- [What the task asks]: Reproduce each of the following items verbatim, line for line.
--- begin ---
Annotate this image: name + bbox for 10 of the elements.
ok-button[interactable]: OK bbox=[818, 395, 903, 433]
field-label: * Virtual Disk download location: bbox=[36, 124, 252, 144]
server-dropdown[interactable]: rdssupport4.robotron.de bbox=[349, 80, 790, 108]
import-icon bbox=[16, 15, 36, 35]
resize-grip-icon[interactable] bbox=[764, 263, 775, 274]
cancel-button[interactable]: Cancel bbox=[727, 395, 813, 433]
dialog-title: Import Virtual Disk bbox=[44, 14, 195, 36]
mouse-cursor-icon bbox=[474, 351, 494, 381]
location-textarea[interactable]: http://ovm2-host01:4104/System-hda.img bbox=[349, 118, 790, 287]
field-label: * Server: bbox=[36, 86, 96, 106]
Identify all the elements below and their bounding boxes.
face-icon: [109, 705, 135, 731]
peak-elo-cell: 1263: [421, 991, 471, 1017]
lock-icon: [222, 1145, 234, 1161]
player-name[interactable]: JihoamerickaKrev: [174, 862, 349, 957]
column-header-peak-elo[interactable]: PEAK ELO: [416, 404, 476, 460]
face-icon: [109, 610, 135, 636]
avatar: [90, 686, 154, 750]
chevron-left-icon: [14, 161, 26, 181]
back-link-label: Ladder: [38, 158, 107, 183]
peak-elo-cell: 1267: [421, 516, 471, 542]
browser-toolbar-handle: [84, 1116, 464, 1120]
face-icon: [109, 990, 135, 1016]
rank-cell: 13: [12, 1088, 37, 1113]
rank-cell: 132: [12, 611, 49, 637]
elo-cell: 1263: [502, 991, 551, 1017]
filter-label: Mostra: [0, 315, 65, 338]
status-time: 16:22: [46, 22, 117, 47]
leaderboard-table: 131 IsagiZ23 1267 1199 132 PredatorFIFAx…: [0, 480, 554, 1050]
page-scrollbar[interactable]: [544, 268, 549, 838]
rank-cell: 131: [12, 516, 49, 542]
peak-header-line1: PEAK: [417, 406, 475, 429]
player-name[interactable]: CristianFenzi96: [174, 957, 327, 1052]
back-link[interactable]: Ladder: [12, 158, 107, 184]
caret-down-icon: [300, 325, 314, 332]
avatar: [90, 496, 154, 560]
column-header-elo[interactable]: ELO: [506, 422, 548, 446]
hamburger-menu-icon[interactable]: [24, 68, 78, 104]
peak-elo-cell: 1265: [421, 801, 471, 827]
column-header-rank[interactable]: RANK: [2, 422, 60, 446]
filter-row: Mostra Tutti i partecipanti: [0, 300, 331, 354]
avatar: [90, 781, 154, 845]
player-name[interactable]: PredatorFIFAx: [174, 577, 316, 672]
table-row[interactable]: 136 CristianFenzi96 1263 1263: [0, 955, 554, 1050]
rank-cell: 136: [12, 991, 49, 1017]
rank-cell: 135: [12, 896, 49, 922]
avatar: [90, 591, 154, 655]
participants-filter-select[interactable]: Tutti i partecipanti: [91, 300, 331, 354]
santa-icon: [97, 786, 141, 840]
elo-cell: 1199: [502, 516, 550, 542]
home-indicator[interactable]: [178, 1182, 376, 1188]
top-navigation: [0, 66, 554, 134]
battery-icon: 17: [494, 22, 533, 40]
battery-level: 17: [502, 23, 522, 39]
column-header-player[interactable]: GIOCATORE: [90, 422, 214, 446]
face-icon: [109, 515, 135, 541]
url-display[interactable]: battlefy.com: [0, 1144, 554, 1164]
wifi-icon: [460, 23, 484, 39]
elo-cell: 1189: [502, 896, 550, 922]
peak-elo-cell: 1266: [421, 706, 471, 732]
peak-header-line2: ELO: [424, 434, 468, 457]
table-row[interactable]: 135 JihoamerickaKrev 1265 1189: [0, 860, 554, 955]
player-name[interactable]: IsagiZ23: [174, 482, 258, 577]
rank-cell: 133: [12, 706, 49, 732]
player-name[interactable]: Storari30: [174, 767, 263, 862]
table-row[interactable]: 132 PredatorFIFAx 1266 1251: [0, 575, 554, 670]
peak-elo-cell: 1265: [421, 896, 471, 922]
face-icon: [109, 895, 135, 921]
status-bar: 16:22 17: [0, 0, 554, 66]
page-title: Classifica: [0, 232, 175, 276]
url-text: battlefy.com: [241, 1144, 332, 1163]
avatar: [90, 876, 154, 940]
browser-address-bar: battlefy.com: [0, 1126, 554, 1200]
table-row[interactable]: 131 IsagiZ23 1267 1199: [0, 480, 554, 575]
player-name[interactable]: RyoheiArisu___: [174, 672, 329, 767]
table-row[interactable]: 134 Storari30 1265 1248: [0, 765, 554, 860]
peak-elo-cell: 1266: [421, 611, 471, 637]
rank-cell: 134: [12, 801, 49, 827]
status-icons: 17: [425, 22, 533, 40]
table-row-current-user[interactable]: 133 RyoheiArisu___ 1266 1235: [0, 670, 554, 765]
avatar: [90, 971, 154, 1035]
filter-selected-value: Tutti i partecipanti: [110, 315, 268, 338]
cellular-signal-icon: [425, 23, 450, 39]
--- end ---
- [The output]:
Annotate this image: name + bbox for 10 of the elements.
ok-button[interactable]: OK bbox=[818, 395, 903, 433]
field-label: * Virtual Disk download location: bbox=[36, 124, 252, 144]
server-dropdown[interactable]: rdssupport4.robotron.de bbox=[349, 80, 790, 108]
import-icon bbox=[16, 15, 36, 35]
resize-grip-icon[interactable] bbox=[764, 263, 775, 274]
cancel-button[interactable]: Cancel bbox=[727, 395, 813, 433]
dialog-title: Import Virtual Disk bbox=[44, 14, 195, 36]
mouse-cursor-icon bbox=[474, 351, 494, 381]
location-textarea[interactable]: http://ovm2-host01:4104/System-hda.img bbox=[349, 118, 790, 287]
field-label: * Server: bbox=[36, 86, 96, 106]
Identify all the elements below and their bounding boxes.
face-icon: [109, 705, 135, 731]
peak-elo-cell: 1263: [421, 991, 471, 1017]
lock-icon: [222, 1145, 234, 1161]
player-name[interactable]: JihoamerickaKrev: [174, 862, 349, 957]
column-header-peak-elo[interactable]: PEAK ELO: [416, 404, 476, 460]
face-icon: [109, 610, 135, 636]
avatar: [90, 686, 154, 750]
chevron-left-icon: [14, 161, 26, 181]
back-link-label: Ladder: [38, 158, 107, 183]
peak-elo-cell: 1267: [421, 516, 471, 542]
browser-toolbar-handle: [84, 1116, 464, 1120]
face-icon: [109, 990, 135, 1016]
rank-cell: 13: [12, 1088, 37, 1113]
rank-cell: 132: [12, 611, 49, 637]
elo-cell: 1263: [502, 991, 551, 1017]
filter-label: Mostra: [0, 315, 65, 338]
status-time: 16:22: [46, 22, 117, 47]
leaderboard-table: 131 IsagiZ23 1267 1199 132 PredatorFIFAx…: [0, 480, 554, 1050]
page-scrollbar[interactable]: [544, 268, 549, 838]
rank-cell: 131: [12, 516, 49, 542]
peak-header-line1: PEAK: [417, 406, 475, 429]
player-name[interactable]: CristianFenzi96: [174, 957, 327, 1052]
back-link[interactable]: Ladder: [12, 158, 107, 184]
caret-down-icon: [300, 325, 314, 332]
avatar: [90, 496, 154, 560]
column-header-elo[interactable]: ELO: [506, 422, 548, 446]
hamburger-menu-icon[interactable]: [24, 68, 78, 104]
peak-elo-cell: 1265: [421, 801, 471, 827]
column-header-rank[interactable]: RANK: [2, 422, 60, 446]
filter-row: Mostra Tutti i partecipanti: [0, 300, 331, 354]
avatar: [90, 781, 154, 845]
player-name[interactable]: PredatorFIFAx: [174, 577, 316, 672]
table-row[interactable]: 136 CristianFenzi96 1263 1263: [0, 955, 554, 1050]
rank-cell: 136: [12, 991, 49, 1017]
rank-cell: 135: [12, 896, 49, 922]
avatar: [90, 591, 154, 655]
participants-filter-select[interactable]: Tutti i partecipanti: [91, 300, 331, 354]
santa-icon: [97, 786, 141, 840]
elo-cell: 1199: [502, 516, 550, 542]
home-indicator[interactable]: [178, 1182, 376, 1188]
top-navigation: [0, 66, 554, 134]
battery-icon: 17: [494, 22, 533, 40]
battery-level: 17: [502, 23, 522, 39]
column-header-player[interactable]: GIOCATORE: [90, 422, 214, 446]
face-icon: [109, 515, 135, 541]
url-display[interactable]: battlefy.com: [0, 1144, 554, 1164]
wifi-icon: [460, 23, 484, 39]
elo-cell: 1189: [502, 896, 550, 922]
peak-elo-cell: 1266: [421, 706, 471, 732]
peak-header-line2: ELO: [424, 434, 468, 457]
table-row[interactable]: 135 JihoamerickaKrev 1265 1189: [0, 860, 554, 955]
player-name[interactable]: IsagiZ23: [174, 482, 258, 577]
rank-cell: 133: [12, 706, 49, 732]
player-name[interactable]: Storari30: [174, 767, 263, 862]
table-row[interactable]: 132 PredatorFIFAx 1266 1251: [0, 575, 554, 670]
peak-elo-cell: 1265: [421, 896, 471, 922]
face-icon: [109, 895, 135, 921]
status-bar: 16:22 17: [0, 0, 554, 66]
page-title: Classifica: [0, 232, 175, 276]
url-text: battlefy.com: [241, 1144, 332, 1163]
avatar: [90, 876, 154, 940]
browser-address-bar: battlefy.com: [0, 1126, 554, 1200]
table-row[interactable]: 131 IsagiZ23 1267 1199: [0, 480, 554, 575]
player-name[interactable]: RyoheiArisu___: [174, 672, 329, 767]
table-row[interactable]: 134 Storari30 1265 1248: [0, 765, 554, 860]
peak-elo-cell: 1266: [421, 611, 471, 637]
rank-cell: 134: [12, 801, 49, 827]
status-icons: 17: [425, 22, 533, 40]
table-row-current-user[interactable]: 133 RyoheiArisu___ 1266 1235: [0, 670, 554, 765]
avatar: [90, 971, 154, 1035]
filter-selected-value: Tutti i partecipanti: [110, 315, 268, 338]
cellular-signal-icon: [425, 23, 450, 39]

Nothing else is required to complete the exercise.